** begin EXTRACTED DATA **

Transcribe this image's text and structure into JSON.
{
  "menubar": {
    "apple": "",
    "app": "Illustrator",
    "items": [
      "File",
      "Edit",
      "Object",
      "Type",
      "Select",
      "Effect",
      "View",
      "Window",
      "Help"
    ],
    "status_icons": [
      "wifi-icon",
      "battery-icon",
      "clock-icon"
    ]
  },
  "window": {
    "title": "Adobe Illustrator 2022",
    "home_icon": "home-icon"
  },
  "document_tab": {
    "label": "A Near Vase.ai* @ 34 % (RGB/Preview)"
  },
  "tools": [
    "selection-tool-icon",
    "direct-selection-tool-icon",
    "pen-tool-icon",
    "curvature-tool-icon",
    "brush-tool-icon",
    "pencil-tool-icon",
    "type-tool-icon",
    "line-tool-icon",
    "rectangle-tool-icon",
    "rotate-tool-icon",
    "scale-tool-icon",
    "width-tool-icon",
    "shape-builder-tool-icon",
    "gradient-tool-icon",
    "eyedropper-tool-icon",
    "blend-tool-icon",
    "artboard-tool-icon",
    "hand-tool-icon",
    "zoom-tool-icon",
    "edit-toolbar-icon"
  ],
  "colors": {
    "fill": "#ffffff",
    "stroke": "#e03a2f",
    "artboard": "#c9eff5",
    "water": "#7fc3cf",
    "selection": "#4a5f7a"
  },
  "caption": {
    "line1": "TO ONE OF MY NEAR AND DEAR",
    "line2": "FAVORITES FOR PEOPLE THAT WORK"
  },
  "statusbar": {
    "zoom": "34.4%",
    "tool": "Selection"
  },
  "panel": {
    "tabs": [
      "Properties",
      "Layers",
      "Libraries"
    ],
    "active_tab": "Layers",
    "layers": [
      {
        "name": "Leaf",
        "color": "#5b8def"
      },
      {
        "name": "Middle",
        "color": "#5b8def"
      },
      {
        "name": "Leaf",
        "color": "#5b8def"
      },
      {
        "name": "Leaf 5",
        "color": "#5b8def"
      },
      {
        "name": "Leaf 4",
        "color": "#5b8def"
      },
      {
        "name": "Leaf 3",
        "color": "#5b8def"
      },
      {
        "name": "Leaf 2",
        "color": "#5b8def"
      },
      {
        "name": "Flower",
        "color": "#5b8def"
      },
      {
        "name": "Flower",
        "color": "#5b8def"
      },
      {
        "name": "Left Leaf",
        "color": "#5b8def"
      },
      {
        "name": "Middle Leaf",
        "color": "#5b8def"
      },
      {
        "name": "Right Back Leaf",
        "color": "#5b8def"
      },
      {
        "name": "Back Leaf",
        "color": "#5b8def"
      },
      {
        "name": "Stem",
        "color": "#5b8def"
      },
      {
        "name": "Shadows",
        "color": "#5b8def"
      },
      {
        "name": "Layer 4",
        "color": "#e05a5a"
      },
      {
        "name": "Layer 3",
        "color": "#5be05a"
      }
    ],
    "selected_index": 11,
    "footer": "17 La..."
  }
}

** end EXTRACTED DATA **

Give the entries again in full, exactly as they are written.

• COMPLETED TASK
Transcribe this image's text and structure into JSON.
{
  "menubar": {
    "apple": "",
    "app": "Illustrator",
    "items": [
      "File",
      "Edit",
      "Object",
      "Type",
      "Select",
      "Effect",
      "View",
      "Window",
      "Help"
    ],
    "status_icons": [
      "wifi-icon",
      "battery-icon",
      "clock-icon"
    ]
  },
  "window": {
    "title": "Adobe Illustrator 2022",
    "home_icon": "home-icon"
  },
  "document_tab": {
    "label": "A Near Vase.ai* @ 34 % (RGB/Preview)"
  },
  "tools": [
    "selection-tool-icon",
    "direct-selection-tool-icon",
    "pen-tool-icon",
    "curvature-tool-icon",
    "brush-tool-icon",
    "pencil-tool-icon",
    "type-tool-icon",
    "line-tool-icon",
    "rectangle-tool-icon",
    "rotate-tool-icon",
    "scale-tool-icon",
    "width-tool-icon",
    "shape-builder-tool-icon",
    "gradient-tool-icon",
    "eyedropper-tool-icon",
    "blend-tool-icon",
    "artboard-tool-icon",
    "hand-tool-icon",
    "zoom-tool-icon",
    "edit-toolbar-icon"
  ],
  "colors": {
    "fill": "#ffffff",
    "stroke": "#e03a2f",
    "artboard": "#c9eff5",
    "water": "#7fc3cf",
    "selection": "#4a5f7a"
  },
  "caption": {
    "line1": "TO ONE OF MY NEAR AND DEAR",
    "line2": "FAVORITES FOR PEOPLE THAT WORK"
  },
  "statusbar": {
    "zoom": "34.4%",
    "tool": "Selection"
  },
  "panel": {
    "tabs": [
      "Properties",
      "Layers",
      "Libraries"
    ],
    "active_tab": "Layers",
    "layers": [
      {
        "name": "Leaf",
        "color": "#5b8def"
      },
      {
        "name": "Middle",
        "color": "#5b8def"
      },
      {
        "name": "Leaf",
        "color": "#5b8def"
      },
      {
        "name": "Leaf 5",
        "color": "#5b8def"
      },
      {
        "name": "Leaf 4",
        "color": "#5b8def"
      },
      {
        "name": "Leaf 3",
        "color": "#5b8def"
      },
      {
        "name": "Leaf 2",
        "color": "#5b8def"
      },
      {
        "name": "Flower",
        "color": "#5b8def"
      },
      {
        "name": "Flower",
        "color": "#5b8def"
      },
      {
        "name": "Left Leaf",
        "color": "#5b8def"
      },
      {
        "name": "Middle Leaf",
        "color": "#5b8def"
      },
      {
        "name": "Right Back Leaf",
        "color": "#5b8def"
      },
      {
        "name": "Back Leaf",
        "color": "#5b8def"
      },
      {
        "name": "Stem",
        "color": "#5b8def"
      },
      {
        "name": "Shadows",
        "color": "#5b8def"
      },
      {
        "name": "Layer 4",
        "color": "#e05a5a"
      },
      {
        "name": "Layer 3",
        "color": "#5be05a"
      }
    ],
    "selected_index": 11,
    "footer": "17 La..."
  }
}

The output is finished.